-- Begin Material supplied --
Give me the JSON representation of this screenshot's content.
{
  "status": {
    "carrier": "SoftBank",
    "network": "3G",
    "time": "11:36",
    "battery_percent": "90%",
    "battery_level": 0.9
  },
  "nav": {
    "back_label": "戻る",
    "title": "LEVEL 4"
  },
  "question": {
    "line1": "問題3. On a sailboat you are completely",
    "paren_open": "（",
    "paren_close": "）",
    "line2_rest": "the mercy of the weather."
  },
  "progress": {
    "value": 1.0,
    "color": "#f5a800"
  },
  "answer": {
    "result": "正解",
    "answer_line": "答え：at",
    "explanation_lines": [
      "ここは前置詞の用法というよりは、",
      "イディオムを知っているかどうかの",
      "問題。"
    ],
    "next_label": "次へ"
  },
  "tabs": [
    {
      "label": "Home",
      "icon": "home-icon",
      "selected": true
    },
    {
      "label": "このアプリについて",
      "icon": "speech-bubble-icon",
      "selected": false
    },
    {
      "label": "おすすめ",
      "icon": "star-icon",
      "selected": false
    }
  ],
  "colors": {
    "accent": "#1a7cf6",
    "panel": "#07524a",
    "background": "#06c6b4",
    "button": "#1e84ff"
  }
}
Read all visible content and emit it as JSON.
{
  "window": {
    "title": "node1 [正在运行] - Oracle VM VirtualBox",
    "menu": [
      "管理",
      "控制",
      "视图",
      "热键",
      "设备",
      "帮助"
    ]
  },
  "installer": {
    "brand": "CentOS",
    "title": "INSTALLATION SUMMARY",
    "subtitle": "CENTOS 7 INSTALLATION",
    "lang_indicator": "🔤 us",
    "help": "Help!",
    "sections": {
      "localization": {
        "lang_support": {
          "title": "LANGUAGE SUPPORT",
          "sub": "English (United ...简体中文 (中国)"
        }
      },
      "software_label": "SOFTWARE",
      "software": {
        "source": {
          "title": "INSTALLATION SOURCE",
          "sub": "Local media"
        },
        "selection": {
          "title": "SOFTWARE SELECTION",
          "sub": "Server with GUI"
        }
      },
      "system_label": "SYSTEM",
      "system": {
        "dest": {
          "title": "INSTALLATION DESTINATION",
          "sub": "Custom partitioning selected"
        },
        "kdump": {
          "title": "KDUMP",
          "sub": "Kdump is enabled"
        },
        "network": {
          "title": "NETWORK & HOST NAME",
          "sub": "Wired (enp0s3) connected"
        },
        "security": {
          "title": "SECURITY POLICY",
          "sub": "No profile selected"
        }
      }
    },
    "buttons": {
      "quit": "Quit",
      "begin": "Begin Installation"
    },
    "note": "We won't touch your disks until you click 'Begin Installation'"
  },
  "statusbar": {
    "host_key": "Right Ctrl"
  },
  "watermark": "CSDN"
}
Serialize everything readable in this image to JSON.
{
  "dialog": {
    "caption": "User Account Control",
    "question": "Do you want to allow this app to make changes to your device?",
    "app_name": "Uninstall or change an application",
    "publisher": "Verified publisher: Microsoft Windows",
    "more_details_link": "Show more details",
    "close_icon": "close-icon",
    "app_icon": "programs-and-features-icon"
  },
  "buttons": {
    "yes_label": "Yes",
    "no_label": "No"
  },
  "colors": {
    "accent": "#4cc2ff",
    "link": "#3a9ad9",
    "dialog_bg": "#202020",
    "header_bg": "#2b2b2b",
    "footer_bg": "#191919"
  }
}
-- End Material supplied --
Given exercise: From the data, list each line in which the string "this" appears.

Answer for the task:
Give me the JSON representation of this screenshot's content.
Serialize everything readable in this image to JSON.
    "question": "Do you want to allow this app to make changes to your device?",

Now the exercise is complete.